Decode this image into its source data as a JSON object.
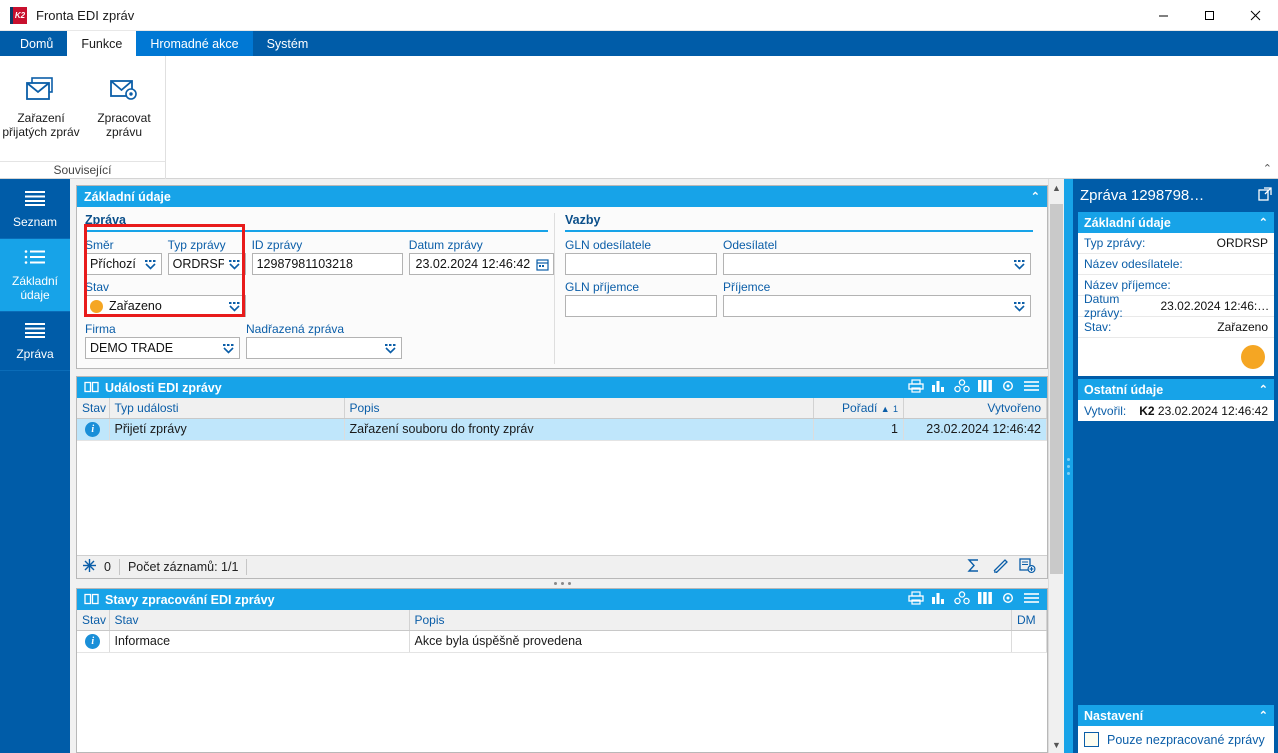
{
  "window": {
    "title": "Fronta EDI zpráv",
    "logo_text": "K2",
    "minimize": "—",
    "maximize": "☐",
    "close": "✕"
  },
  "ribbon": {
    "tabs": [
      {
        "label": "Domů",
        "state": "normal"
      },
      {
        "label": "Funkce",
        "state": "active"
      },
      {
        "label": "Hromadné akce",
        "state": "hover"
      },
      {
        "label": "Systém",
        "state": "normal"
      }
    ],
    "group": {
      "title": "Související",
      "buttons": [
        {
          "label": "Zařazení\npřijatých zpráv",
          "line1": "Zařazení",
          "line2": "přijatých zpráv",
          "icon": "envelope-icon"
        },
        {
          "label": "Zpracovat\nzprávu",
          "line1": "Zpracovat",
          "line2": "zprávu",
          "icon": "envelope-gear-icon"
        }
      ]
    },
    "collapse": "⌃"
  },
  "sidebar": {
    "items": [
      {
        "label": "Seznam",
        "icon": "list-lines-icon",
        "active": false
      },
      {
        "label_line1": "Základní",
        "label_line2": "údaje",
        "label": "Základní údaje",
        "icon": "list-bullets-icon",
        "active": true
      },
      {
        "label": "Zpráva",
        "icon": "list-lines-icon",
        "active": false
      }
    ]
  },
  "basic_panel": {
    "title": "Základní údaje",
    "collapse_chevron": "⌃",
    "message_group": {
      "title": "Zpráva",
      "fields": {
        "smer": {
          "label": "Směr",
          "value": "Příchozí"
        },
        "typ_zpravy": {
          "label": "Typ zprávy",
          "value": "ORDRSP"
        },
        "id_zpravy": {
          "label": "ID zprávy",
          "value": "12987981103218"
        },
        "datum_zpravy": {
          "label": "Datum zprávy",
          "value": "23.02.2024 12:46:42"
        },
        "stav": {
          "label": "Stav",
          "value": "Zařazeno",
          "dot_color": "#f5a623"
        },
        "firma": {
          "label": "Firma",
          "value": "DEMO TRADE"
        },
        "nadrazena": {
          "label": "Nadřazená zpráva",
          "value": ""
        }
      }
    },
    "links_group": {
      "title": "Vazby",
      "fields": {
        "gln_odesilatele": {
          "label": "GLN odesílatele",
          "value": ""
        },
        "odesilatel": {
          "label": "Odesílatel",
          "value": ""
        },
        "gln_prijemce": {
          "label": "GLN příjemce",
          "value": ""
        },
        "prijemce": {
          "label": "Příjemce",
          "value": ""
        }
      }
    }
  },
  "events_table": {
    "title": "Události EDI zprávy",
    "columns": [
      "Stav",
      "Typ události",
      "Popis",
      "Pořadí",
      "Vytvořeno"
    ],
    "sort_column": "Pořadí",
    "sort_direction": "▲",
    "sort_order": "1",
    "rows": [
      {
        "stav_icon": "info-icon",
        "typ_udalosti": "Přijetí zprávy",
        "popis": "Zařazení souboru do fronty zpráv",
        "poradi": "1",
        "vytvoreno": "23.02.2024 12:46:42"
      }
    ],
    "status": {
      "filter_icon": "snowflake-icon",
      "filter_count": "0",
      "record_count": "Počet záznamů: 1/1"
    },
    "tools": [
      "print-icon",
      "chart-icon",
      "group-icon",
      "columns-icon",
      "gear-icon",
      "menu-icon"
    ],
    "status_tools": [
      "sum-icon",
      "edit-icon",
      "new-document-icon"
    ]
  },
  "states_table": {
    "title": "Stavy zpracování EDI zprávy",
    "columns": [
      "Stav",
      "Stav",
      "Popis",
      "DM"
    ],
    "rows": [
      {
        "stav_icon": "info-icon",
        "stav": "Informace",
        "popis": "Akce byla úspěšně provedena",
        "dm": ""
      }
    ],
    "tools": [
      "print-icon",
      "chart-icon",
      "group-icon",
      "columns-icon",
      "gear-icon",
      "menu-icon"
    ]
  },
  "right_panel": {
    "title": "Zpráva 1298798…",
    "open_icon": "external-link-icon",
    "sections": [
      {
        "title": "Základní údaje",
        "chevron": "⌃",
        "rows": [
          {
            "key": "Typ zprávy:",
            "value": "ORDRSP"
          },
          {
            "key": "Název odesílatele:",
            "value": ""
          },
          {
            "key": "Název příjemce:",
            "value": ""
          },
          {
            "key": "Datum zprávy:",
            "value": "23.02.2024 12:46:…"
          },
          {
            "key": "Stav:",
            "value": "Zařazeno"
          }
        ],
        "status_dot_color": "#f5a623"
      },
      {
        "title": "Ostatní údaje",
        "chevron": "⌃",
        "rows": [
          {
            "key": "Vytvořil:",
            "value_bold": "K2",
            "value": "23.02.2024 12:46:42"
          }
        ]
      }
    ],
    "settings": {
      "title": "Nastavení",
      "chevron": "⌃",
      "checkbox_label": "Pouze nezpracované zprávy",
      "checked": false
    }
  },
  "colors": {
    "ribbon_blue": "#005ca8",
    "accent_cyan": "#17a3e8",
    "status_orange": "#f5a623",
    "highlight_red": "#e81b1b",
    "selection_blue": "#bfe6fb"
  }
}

WHAT NEEDS TO BE DONE:
Reproduce the data above in full, exactly as it is, with the pictures left out.

OUTPUT:
Decode this image into its source data as a JSON object.
{
  "window": {
    "title": "Fronta EDI zpráv",
    "logo_text": "K2",
    "minimize": "—",
    "maximize": "☐",
    "close": "✕"
  },
  "ribbon": {
    "tabs": [
      {
        "label": "Domů",
        "state": "normal"
      },
      {
        "label": "Funkce",
        "state": "active"
      },
      {
        "label": "Hromadné akce",
        "state": "hover"
      },
      {
        "label": "Systém",
        "state": "normal"
      }
    ],
    "group": {
      "title": "Související",
      "buttons": [
        {
          "label": "Zařazení\npřijatých zpráv",
          "line1": "Zařazení",
          "line2": "přijatých zpráv",
          "icon": "envelope-icon"
        },
        {
          "label": "Zpracovat\nzprávu",
          "line1": "Zpracovat",
          "line2": "zprávu",
          "icon": "envelope-gear-icon"
        }
      ]
    },
    "collapse": "⌃"
  },
  "sidebar": {
    "items": [
      {
        "label": "Seznam",
        "icon": "list-lines-icon",
        "active": false
      },
      {
        "label_line1": "Základní",
        "label_line2": "údaje",
        "label": "Základní údaje",
        "icon": "list-bullets-icon",
        "active": true
      },
      {
        "label": "Zpráva",
        "icon": "list-lines-icon",
        "active": false
      }
    ]
  },
  "basic_panel": {
    "title": "Základní údaje",
    "collapse_chevron": "⌃",
    "message_group": {
      "title": "Zpráva",
      "fields": {
        "smer": {
          "label": "Směr",
          "value": "Příchozí"
        },
        "typ_zpravy": {
          "label": "Typ zprávy",
          "value": "ORDRSP"
        },
        "id_zpravy": {
          "label": "ID zprávy",
          "value": "12987981103218"
        },
        "datum_zpravy": {
          "label": "Datum zprávy",
          "value": "23.02.2024 12:46:42"
        },
        "stav": {
          "label": "Stav",
          "value": "Zařazeno",
          "dot_color": "#f5a623"
        },
        "firma": {
          "label": "Firma",
          "value": "DEMO TRADE"
        },
        "nadrazena": {
          "label": "Nadřazená zpráva",
          "value": ""
        }
      }
    },
    "links_group": {
      "title": "Vazby",
      "fields": {
        "gln_odesilatele": {
          "label": "GLN odesílatele",
          "value": ""
        },
        "odesilatel": {
          "label": "Odesílatel",
          "value": ""
        },
        "gln_prijemce": {
          "label": "GLN příjemce",
          "value": ""
        },
        "prijemce": {
          "label": "Příjemce",
          "value": ""
        }
      }
    }
  },
  "events_table": {
    "title": "Události EDI zprávy",
    "columns": [
      "Stav",
      "Typ události",
      "Popis",
      "Pořadí",
      "Vytvořeno"
    ],
    "sort_column": "Pořadí",
    "sort_direction": "▲",
    "sort_order": "1",
    "rows": [
      {
        "stav_icon": "info-icon",
        "typ_udalosti": "Přijetí zprávy",
        "popis": "Zařazení souboru do fronty zpráv",
        "poradi": "1",
        "vytvoreno": "23.02.2024 12:46:42"
      }
    ],
    "status": {
      "filter_icon": "snowflake-icon",
      "filter_count": "0",
      "record_count": "Počet záznamů: 1/1"
    },
    "tools": [
      "print-icon",
      "chart-icon",
      "group-icon",
      "columns-icon",
      "gear-icon",
      "menu-icon"
    ],
    "status_tools": [
      "sum-icon",
      "edit-icon",
      "new-document-icon"
    ]
  },
  "states_table": {
    "title": "Stavy zpracování EDI zprávy",
    "columns": [
      "Stav",
      "Stav",
      "Popis",
      "DM"
    ],
    "rows": [
      {
        "stav_icon": "info-icon",
        "stav": "Informace",
        "popis": "Akce byla úspěšně provedena",
        "dm": ""
      }
    ],
    "tools": [
      "print-icon",
      "chart-icon",
      "group-icon",
      "columns-icon",
      "gear-icon",
      "menu-icon"
    ]
  },
  "right_panel": {
    "title": "Zpráva 1298798…",
    "open_icon": "external-link-icon",
    "sections": [
      {
        "title": "Základní údaje",
        "chevron": "⌃",
        "rows": [
          {
            "key": "Typ zprávy:",
            "value": "ORDRSP"
          },
          {
            "key": "Název odesílatele:",
            "value": ""
          },
          {
            "key": "Název příjemce:",
            "value": ""
          },
          {
            "key": "Datum zprávy:",
            "value": "23.02.2024 12:46:…"
          },
          {
            "key": "Stav:",
            "value": "Zařazeno"
          }
        ],
        "status_dot_color": "#f5a623"
      },
      {
        "title": "Ostatní údaje",
        "chevron": "⌃",
        "rows": [
          {
            "key": "Vytvořil:",
            "value_bold": "K2",
            "value": "23.02.2024 12:46:42"
          }
        ]
      }
    ],
    "settings": {
      "title": "Nastavení",
      "chevron": "⌃",
      "checkbox_label": "Pouze nezpracované zprávy",
      "checked": false
    }
  },
  "colors": {
    "ribbon_blue": "#005ca8",
    "accent_cyan": "#17a3e8",
    "status_orange": "#f5a623",
    "highlight_red": "#e81b1b",
    "selection_blue": "#bfe6fb"
  }
}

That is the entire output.